Do this → Exactly repeat the material, dropping every picture from the copy.
── Provided entries ──
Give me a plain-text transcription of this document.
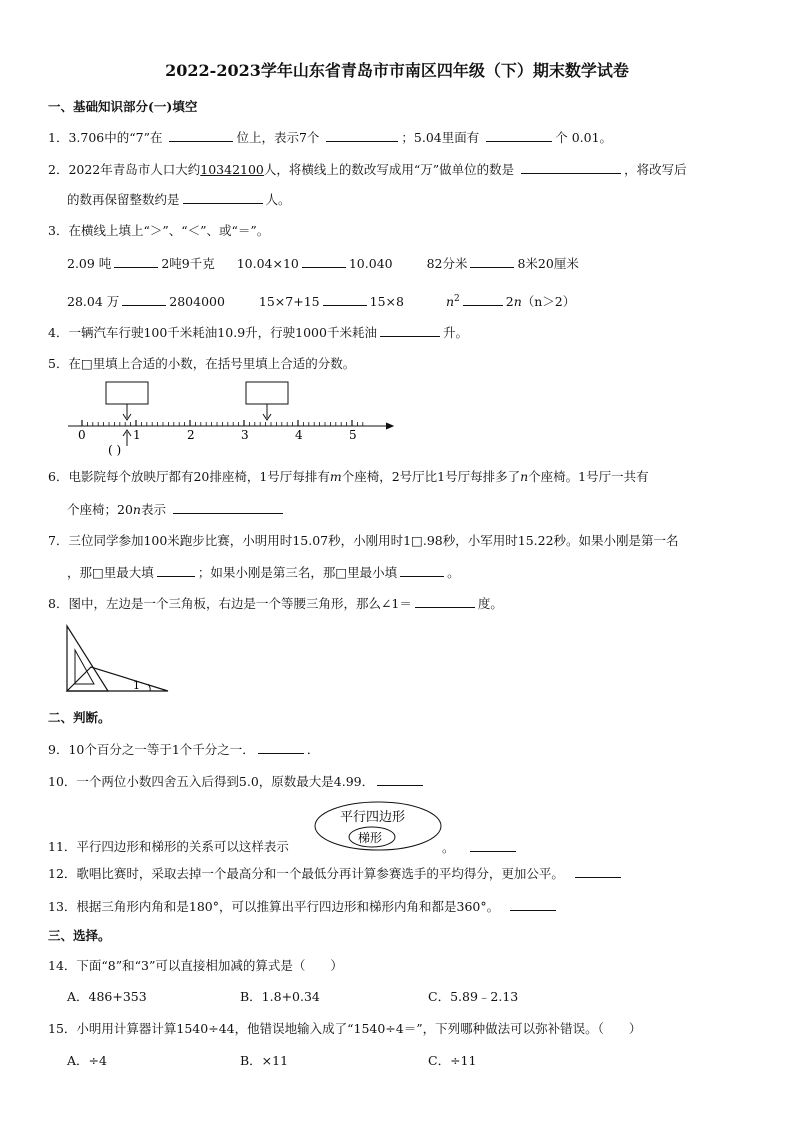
2022-2023学年山东省青岛市市南区四年级（下）期末数学试卷
一、基础知识部分(一)填空
1．3.706中的“7”在	位上，表示7个	；5.04里面有	个 0.01。
2．2022年青岛市人口大约10342100人，将横线上的数改写成用“万”做单位的数是	，将改写后
的数再保留整数约是	人。
3．在横线上填上“＞”、“＜”、或“＝”。
2.09 吨	2吨9千克 10.04×10	10.040	82分米	8米20厘米
28.04 万	2804000	15×7+15	15×8	$n^2$	2n（n＞2）
4．一辆汽车行驶100千米耗油10.9升，行驶1000千米耗油	升。
5．在□里填上合适的小数，在括号里填上合适的分数。
0	1	2	3	4	5
( )
6．电影院每个放映厅都有20排座椅，1号厅每排有m个座椅，2号厅比1号厅每排多了n个座椅。1号厅一共有
个座椅；20n表示
7．三位同学参加100米跑步比赛，小明用时15.07秒，小刚用时1□.98秒，小军用时15.22秒。如果小刚是第一名
，那□里最大填	；如果小刚是第三名，那□里最小填	。
8．图中，左边是一个三角板，右边是一个等腰三角形，那么∠1＝	度。
1
二、判断。
9．10个百分之一等于1个千分之一．	．
10．一个两位小数四舍五入后得到5.0，原数最大是4.99．
平行四边形
梯形
11．平行四边形和梯形的关系可以这样表示	。
12．歌唱比赛时，采取去掉一个最高分和一个最低分再计算参赛选手的平均得分，更加公平。
13．根据三角形内角和是180°，可以推算出平行四边形和梯形内角和都是360°。
三、选择。
14．下面“8”和“3”可以直接相加减的算式是（　　）
A．486+353	B．1.8+0.34	C．5.89﹣2.13
15．小明用计算器计算1540÷44，他错误地输入成了“1540÷4＝”，下列哪种做法可以弥补错误。（　　）
A．÷4	B．×11	C．÷11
───
Solution for this problem →
Give me a plain-text transcription of this document.
2022-2023学年山东省青岛市市南区四年级（下）期末数学试卷
一、基础知识部分(一)填空
1．3.706中的“7”在	位上，表示7个	；5.04里面有	个 0.01。
2．2022年青岛市人口大约10342100人，将横线上的数改写成用“万”做单位的数是	，将改写后
的数再保留整数约是	人。
3．在横线上填上“＞”、“＜”、或“＝”。
2.09 吨	2吨9千克 10.04×10	10.040	82分米	8米20厘米
28.04 万	2804000	15×7+15	15×8	$n^2$	2n（n＞2）
4．一辆汽车行驶100千米耗油10.9升，行驶1000千米耗油	升。
5．在□里填上合适的小数，在括号里填上合适的分数。
0	1	2	3	4	5
( )
6．电影院每个放映厅都有20排座椅，1号厅每排有m个座椅，2号厅比1号厅每排多了n个座椅。1号厅一共有
个座椅；20n表示
7．三位同学参加100米跑步比赛，小明用时15.07秒，小刚用时1□.98秒，小军用时15.22秒。如果小刚是第一名
，那□里最大填	；如果小刚是第三名，那□里最小填	。
8．图中，左边是一个三角板，右边是一个等腰三角形，那么∠1＝	度。
1
二、判断。
9．10个百分之一等于1个千分之一．	．
10．一个两位小数四舍五入后得到5.0，原数最大是4.99．
平行四边形
梯形
11．平行四边形和梯形的关系可以这样表示	。
12．歌唱比赛时，采取去掉一个最高分和一个最低分再计算参赛选手的平均得分，更加公平。
13．根据三角形内角和是180°，可以推算出平行四边形和梯形内角和都是360°。
三、选择。
14．下面“8”和“3”可以直接相加减的算式是（　　）
A．486+353	B．1.8+0.34	C．5.89﹣2.13
15．小明用计算器计算1540÷44，他错误地输入成了“1540÷4＝”，下列哪种做法可以弥补错误。（　　）
A．÷4	B．×11	C．÷11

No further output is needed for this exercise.